Records:
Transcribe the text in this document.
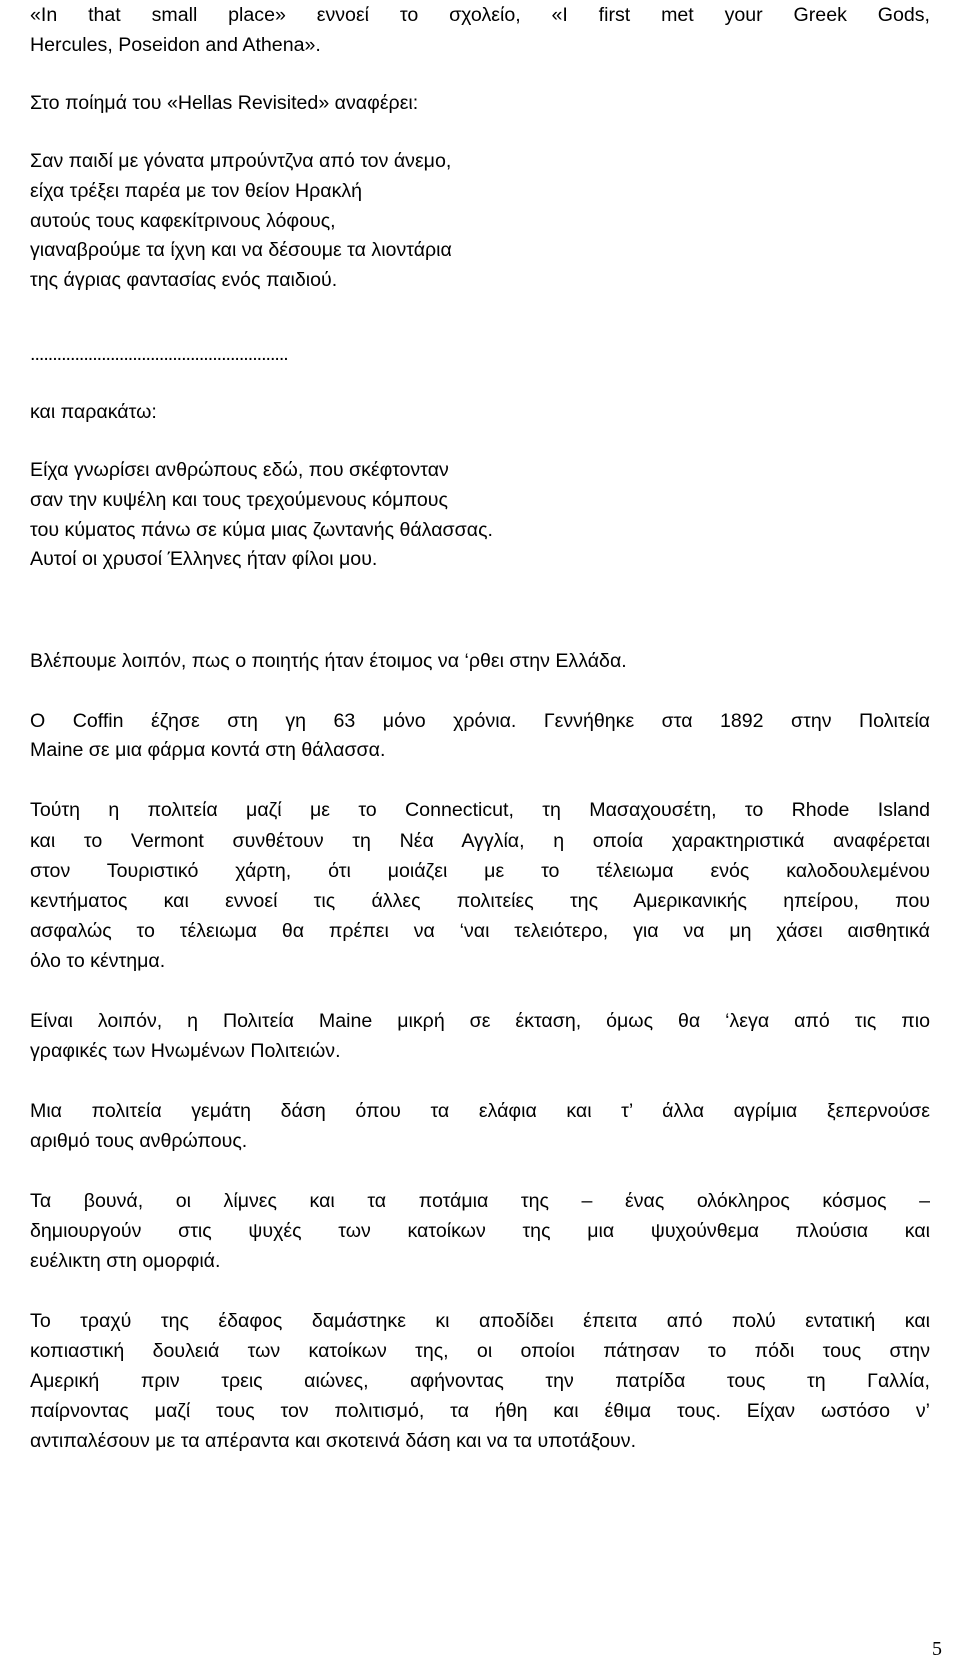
«In that small place» εννοεί το σχολείο, «I first met your Greek Gods,
Hercules, Poseidon and Athena».
Στο ποίημά του «Hellas Revisited» αναφέρει:
Σαν παιδί με γόνατα μπρούντζνα από τον άνεμο,
είχα τρέξει παρέα με τον θείον Ηρακλή
αυτούς τους καφεκίτρινους λόφους,
γιαναβρούμε τα ίχνη και να δέσουμε τα λιοντάρια
της άγριας φαντασίας ενός παιδιού.
..........................................................
και παρακάτω:
Είχα γνωρίσει ανθρώπους εδώ, που σκέφτονταν
σαν την κυψέλη και τους τρεχούμενους κόμπους
του κύματος πάνω σε κύμα μιας ζωντανής θάλασσας.
Αυτοί οι χρυσοί Έλληνες ήταν φίλοι μου.
Βλέπουμε λοιπόν, πως ο ποιητής ήταν έτοιμος να ‘ρθει στην Ελλάδα.
Ο Coffin έζησε στη γη 63 μόνο χρόνια. Γεννήθηκε στα 1892 στην Πολιτεία
Maine σε μια φάρμα κοντά στη θάλασσα.
Τούτη η πολιτεία μαζί με το Connecticut, τη Μασαχουσέτη, το Rhode Island
και το Vermont συνθέτουν τη Νέα Αγγλία, η οποία χαρακτηριστικά αναφέρεται
στον Τουριστικό χάρτη, ότι μοιάζει με το τέλειωμα ενός καλοδουλεμένου
κεντήματος και εννοεί τις άλλες πολιτείες της Αμερικανικής ηπείρου, που
ασφαλώς το τέλειωμα θα πρέπει να ‘ναι τελειότερο, για να μη χάσει αισθητικά
όλο το κέντημα.
Είναι λοιπόν, η Πολιτεία Maine μικρή σε έκταση, όμως θα ‘λεγα από τις πιο
γραφικές των Ηνωμένων Πολιτειών.
Μια πολιτεία γεμάτη δάση όπου τα ελάφια και τ’ άλλα αγρίμια ξεπερνούσε
αριθμό τους ανθρώπους.
Τα βουνά, οι λίμνες και τα ποτάμια της – ένας ολόκληρος κόσμος –
δημιουργούν στις ψυχές των κατοίκων της μια ψυχούνθεμα πλούσια και
ευέλικτη στη ομορφιά.
Το τραχύ της έδαφος δαμάστηκε κι αποδίδει έπειτα από πολύ εντατική και
κοπιαστική δουλειά των κατοίκων της, οι οποίοι πάτησαν το πόδι τους στην
Αμερική πριν τρεις αιώνες, αφήνοντας την πατρίδα τους τη Γαλλία,
παίρνοντας μαζί τους τον πολιτισμό, τα ήθη και έθιμα τους. Είχαν ωστόσο ν’
αντιπαλέσουν με τα απέραντα και σκοτεινά δάση και να τα υποτάξουν.
5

Description of the task: Copy every record above exactly, leaving out the pictures.

The completed task:
Transcribe the text in this document.
«In that small place» εννοεί το σχολείο, «I first met your Greek Gods,
Hercules, Poseidon and Athena».
Στο ποίημά του «Hellas Revisited» αναφέρει:
Σαν παιδί με γόνατα μπρούντζνα από τον άνεμο,
είχα τρέξει παρέα με τον θείον Ηρακλή
αυτούς τους καφεκίτρινους λόφους,
γιαναβρούμε τα ίχνη και να δέσουμε τα λιοντάρια
της άγριας φαντασίας ενός παιδιού.
..........................................................
και παρακάτω:
Είχα γνωρίσει ανθρώπους εδώ, που σκέφτονταν
σαν την κυψέλη και τους τρεχούμενους κόμπους
του κύματος πάνω σε κύμα μιας ζωντανής θάλασσας.
Αυτοί οι χρυσοί Έλληνες ήταν φίλοι μου.
Βλέπουμε λοιπόν, πως ο ποιητής ήταν έτοιμος να ‘ρθει στην Ελλάδα.
Ο Coffin έζησε στη γη 63 μόνο χρόνια. Γεννήθηκε στα 1892 στην Πολιτεία
Maine σε μια φάρμα κοντά στη θάλασσα.
Τούτη η πολιτεία μαζί με το Connecticut, τη Μασαχουσέτη, το Rhode Island
και το Vermont συνθέτουν τη Νέα Αγγλία, η οποία χαρακτηριστικά αναφέρεται
στον Τουριστικό χάρτη, ότι μοιάζει με το τέλειωμα ενός καλοδουλεμένου
κεντήματος και εννοεί τις άλλες πολιτείες της Αμερικανικής ηπείρου, που
ασφαλώς το τέλειωμα θα πρέπει να ‘ναι τελειότερο, για να μη χάσει αισθητικά
όλο το κέντημα.
Είναι λοιπόν, η Πολιτεία Maine μικρή σε έκταση, όμως θα ‘λεγα από τις πιο
γραφικές των Ηνωμένων Πολιτειών.
Μια πολιτεία γεμάτη δάση όπου τα ελάφια και τ’ άλλα αγρίμια ξεπερνούσε
αριθμό τους ανθρώπους.
Τα βουνά, οι λίμνες και τα ποτάμια της – ένας ολόκληρος κόσμος –
δημιουργούν στις ψυχές των κατοίκων της μια ψυχούνθεμα πλούσια και
ευέλικτη στη ομορφιά.
Το τραχύ της έδαφος δαμάστηκε κι αποδίδει έπειτα από πολύ εντατική και
κοπιαστική δουλειά των κατοίκων της, οι οποίοι πάτησαν το πόδι τους στην
Αμερική πριν τρεις αιώνες, αφήνοντας την πατρίδα τους τη Γαλλία,
παίρνοντας μαζί τους τον πολιτισμό, τα ήθη και έθιμα τους. Είχαν ωστόσο ν’
αντιπαλέσουν με τα απέραντα και σκοτεινά δάση και να τα υποτάξουν.
5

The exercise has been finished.